======== Task input ========

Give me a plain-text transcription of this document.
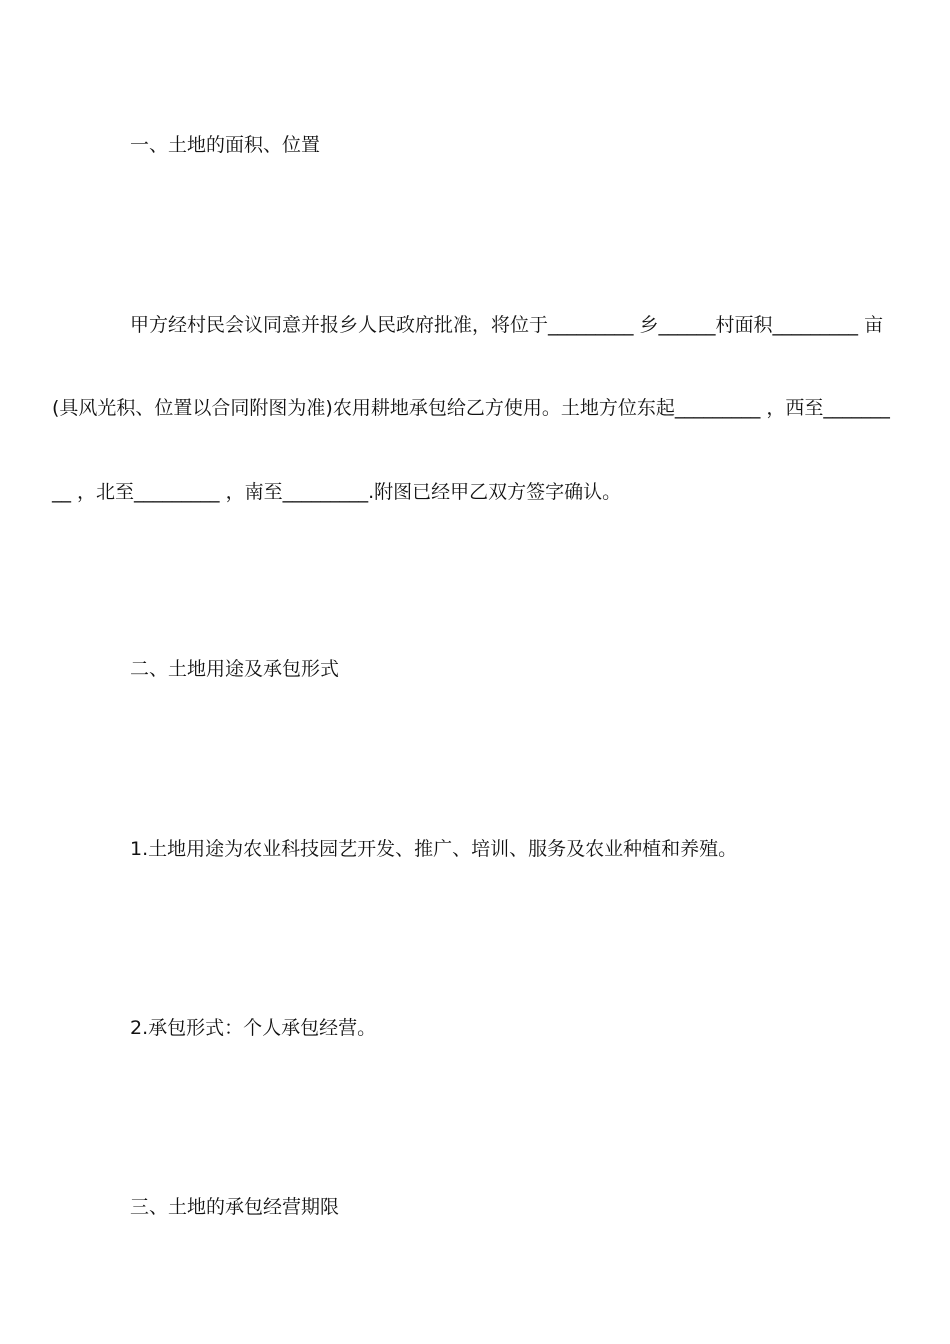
一、土地的面积、位置
甲方经村民会议同意并报乡人民政府批准，将位于_________ 乡______村面积_________ 亩
(具风光积、位置以合同附图为准)农用耕地承包给乙方使用。土地方位东起_________ ，西至_______
__ ，北至_________ ，南至_________.附图已经甲乙双方签字确认。
二、土地用途及承包形式
1.土地用途为农业科技园艺开发、推广、培训、服务及农业种植和养殖。
2.承包形式：个人承包经营。
三、土地的承包经营期限
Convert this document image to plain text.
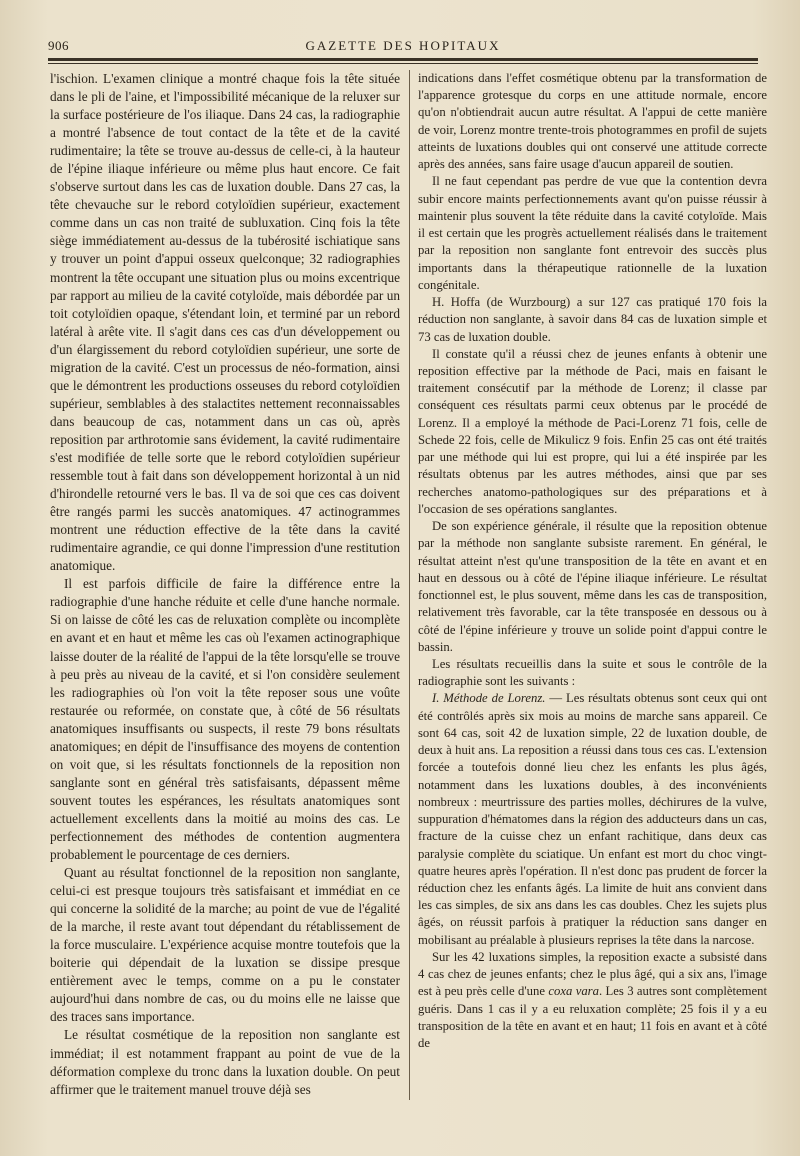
906	GAZETTE DES HOPITAUX

l'ischion. L'examen clinique a montré chaque fois la tête située dans le pli de l'aine, et l'impossibilité mécanique de la reluxer sur la surface postérieure de l'os iliaque. Dans 24 cas, la radiographie a montré l'absence de tout contact de la tête et de la cavité rudimentaire; la tête se trouve au-dessus de celle-ci, à la hauteur de l'épine iliaque inférieure ou même plus haut encore. Ce fait s'observe surtout dans les cas de luxation double. Dans 27 cas, la tête chevauche sur le rebord cotyloïdien supérieur, exactement comme dans un cas non traité de subluxation. Cinq fois la tête siège immédiatement au-dessus de la tubérosité ischiatique sans y trouver un point d'appui osseux quelconque; 32 radiographies montrent la tête occupant une situation plus ou moins excentrique par rapport au milieu de la cavité cotyloïde, mais débordée par un toit cotyloïdien opaque, s'étendant loin, et terminé par un rebord latéral à arête vite. Il s'agit dans ces cas d'un développement ou d'un élargissement du rebord cotyloïdien supérieur, une sorte de migration de la cavité. C'est un processus de néo-formation, ainsi que le démontrent les productions osseuses du rebord cotyloïdien supérieur, semblables à des stalactites nettement reconnaissables dans beaucoup de cas, notamment dans un cas où, après reposition par arthrotomie sans évidement, la cavité rudimentaire s'est modifiée de telle sorte que le rebord cotyloïdien supérieur ressemble tout à fait dans son développement horizontal à un nid d'hirondelle retourné vers le bas. Il va de soi que ces cas doivent être rangés parmi les succès anatomiques. 47 actinogrammes montrent une réduction effective de la tête dans la cavité rudimentaire agrandie, ce qui donne l'impression d'une restitution anatomique.

Il est parfois difficile de faire la différence entre la radiographie d'une hanche réduite et celle d'une hanche normale. Si on laisse de côté les cas de reluxation complète ou incomplète en avant et en haut et même les cas où l'examen actinographique laisse douter de la réalité de l'appui de la tête lorsqu'elle se trouve à peu près au niveau de la cavité, et si l'on considère seulement les radiographies où l'on voit la tête reposer sous une voûte restaurée ou reformée, on constate que, à côté de 56 résultats anatomiques insuffisants ou suspects, il reste 79 bons résultats anatomiques; en dépit de l'insuffisance des moyens de contention on voit que, si les résultats fonctionnels de la reposition non sanglante sont en général très satisfaisants, dépassent même souvent toutes les espérances, les résultats anatomiques sont actuellement excellents dans la moitié au moins des cas. Le perfectionnement des méthodes de contention augmentera probablement le pourcentage de ces derniers.

Quant au résultat fonctionnel de la reposition non sanglante, celui-ci est presque toujours très satisfaisant et immédiat en ce qui concerne la solidité de la marche; au point de vue de l'égalité de la marche, il reste avant tout dépendant du rétablissement de la force musculaire. L'expérience acquise montre toutefois que la boiterie qui dépendait de la luxation se dissipe presque entièrement avec le temps, comme on a pu le constater aujourd'hui dans nombre de cas, ou du moins elle ne laisse que des traces sans importance.

Le résultat cosmétique de la reposition non sanglante est immédiat; il est notamment frappant au point de vue de la déformation complexe du tronc dans la luxation double. On peut affirmer que le traitement manuel trouve déjà ses

indications dans l'effet cosmétique obtenu par la transformation de l'apparence grotesque du corps en une attitude normale, encore qu'on n'obtiendrait aucun autre résultat. A l'appui de cette manière de voir, Lorenz montre trente-trois photogrammes en profil de sujets atteints de luxations doubles qui ont conservé une attitude correcte après des années, sans faire usage d'aucun appareil de soutien.

Il ne faut cependant pas perdre de vue que la contention devra subir encore maints perfectionnements avant qu'on puisse réussir à maintenir plus souvent la tête réduite dans la cavité cotyloïde. Mais il est certain que les progrès actuellement réalisés dans le traitement par la reposition non sanglante font entrevoir des succès plus importants dans la thérapeutique rationnelle de la luxation congénitale.

H. Hoffa (de Wurzbourg) a sur 127 cas pratiqué 170 fois la réduction non sanglante, à savoir dans 84 cas de luxation simple et 73 cas de luxation double.

Il constate qu'il a réussi chez de jeunes enfants à obtenir une reposition effective par la méthode de Paci, mais en faisant le traitement consécutif par la méthode de Lorenz; il classe par conséquent ces résultats parmi ceux obtenus par le procédé de Lorenz. Il a employé la méthode de Paci-Lorenz 71 fois, celle de Schede 22 fois, celle de Mikulicz 9 fois. Enfin 25 cas ont été traités par une méthode qui lui est propre, qui lui a été inspirée par les résultats obtenus par les autres méthodes, ainsi que par ses recherches anatomo-pathologiques sur des préparations et à l'occasion de ses opérations sanglantes.

De son expérience générale, il résulte que la reposition obtenue par la méthode non sanglante subsiste rarement. En général, le résultat atteint n'est qu'une transposition de la tête en avant et en haut en dessous ou à côté de l'épine iliaque inférieure. Le résultat fonctionnel est, le plus souvent, même dans les cas de transposition, relativement très favorable, car la tête transposée en dessous ou à côté de l'épine inférieure y trouve un solide point d'appui contre le bassin.

Les résultats recueillis dans la suite et sous le contrôle de la radiographie sont les suivants :

I. Méthode de Lorenz. — Les résultats obtenus sont ceux qui ont été contrôlés après six mois au moins de marche sans appareil. Ce sont 64 cas, soit 42 de luxation simple, 22 de luxation double, de deux à huit ans. La reposition a réussi dans tous ces cas. L'extension forcée a toutefois donné lieu chez les enfants les plus âgés, notamment dans les luxations doubles, à des inconvénients nombreux : meurtrissure des parties molles, déchirures de la vulve, suppuration d'hématomes dans la région des adducteurs dans un cas, fracture de la cuisse chez un enfant rachitique, dans deux cas paralysie complète du sciatique. Un enfant est mort du choc vingt-quatre heures après l'opération. Il n'est donc pas prudent de forcer la réduction chez les enfants âgés. La limite de huit ans convient dans les cas simples, de six ans dans les cas doubles. Chez les sujets plus âgés, on réussit parfois à pratiquer la réduction sans danger en mobilisant au préalable à plusieurs reprises la tête dans la narcose.

Sur les 42 luxations simples, la reposition exacte a subsisté dans 4 cas chez de jeunes enfants; chez le plus âgé, qui a six ans, l'image est à peu près celle d'une coxa vara. Les 3 autres sont complètement guéris. Dans 1 cas il y a eu reluxation complète; 25 fois il y a eu transposition de la tête en avant et en haut; 11 fois en avant et à côté de
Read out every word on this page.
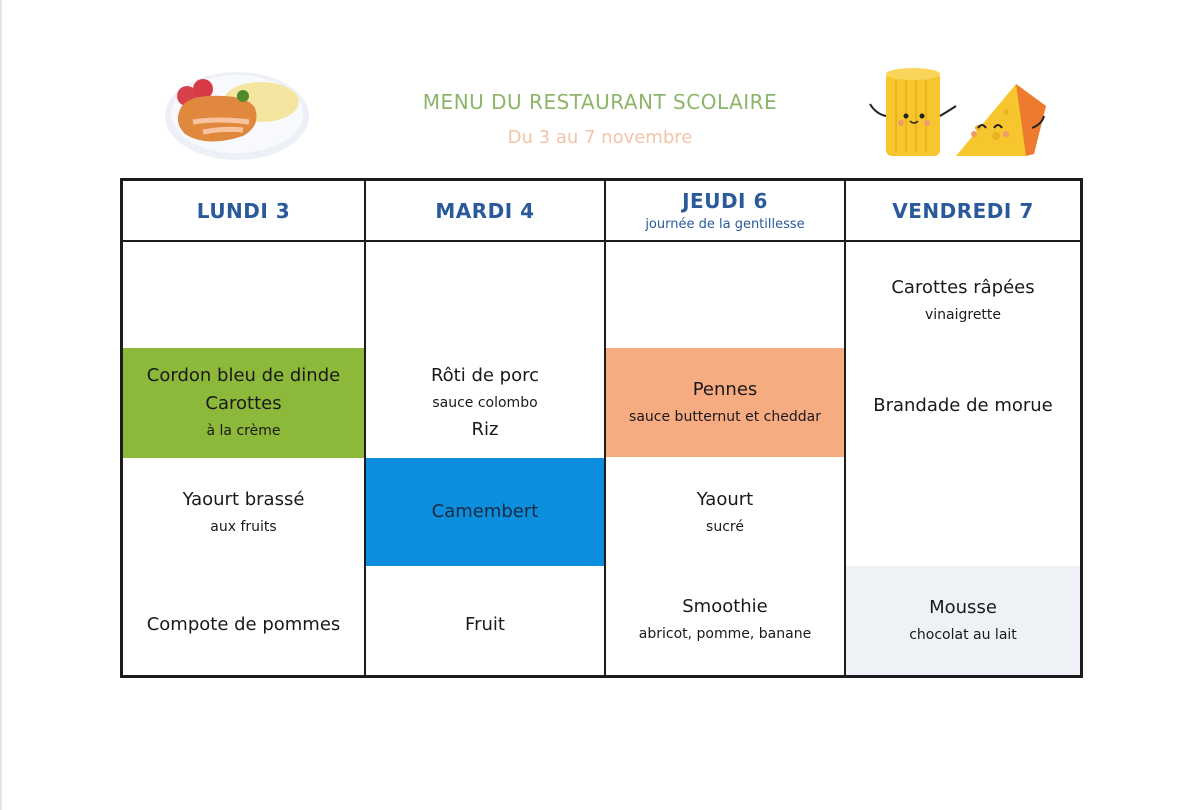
MENU DU RESTAURANT SCOLAIRE
Du 3 au 7 novembre
LUNDI 3
Cordon bleu de dinde
Carottes
à la crème
Yaourt brassé
aux fruits
Compote de pommes
MARDI 4
Rôti de porc
sauce colombo
Riz
Camembert
Fruit
JEUDI 6
journée de la gentillesse
Pennes
sauce butternut et cheddar
Yaourt
sucré
Smoothie
abricot, pomme, banane
VENDREDI 7
Carottes râpées
vinaigrette
Brandade de morue
Mousse
chocolat au lait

========

Go through the records above and copy every line with the word "normale".

Il est parfois difficile de faire la différence entre la radiographie d'une hanche réduite et celle d'une hanche normale. Si on laisse de côté les cas de reluxation complète ou incomplète en avant et en haut et même les cas où l'examen actinographique laisse douter de la réalité de l'appui de la tête lorsqu'elle se trouve à peu près au niveau de la cavité, et si l'on considère seulement les radiographies où l'on voit la tête reposer sous une voûte restaurée ou reformée, on constate que, à côté de 56 résultats anatomiques insuffisants ou suspects, il reste 79 bons résultats anatomiques; en dépit de l'insuffisance des moyens de contention on voit que, si les résultats fonctionnels de la reposition non sanglante sont en général très satisfaisants, dépassent même souvent toutes les espérances, les résultats anatomiques sont actuellement excellents dans la moitié au moins des cas. Le perfectionnement des méthodes de contention augmentera probablement le pourcentage de ces derniers.
indications dans l'effet cosmétique obtenu par la transformation de l'apparence grotesque du corps en une attitude normale, encore qu'on n'obtiendrait aucun autre résultat. A l'appui de cette manière de voir, Lorenz montre trente-trois photogrammes en profil de sujets atteints de luxations doubles qui ont conservé une attitude correcte après des années, sans faire usage d'aucun appareil de soutien.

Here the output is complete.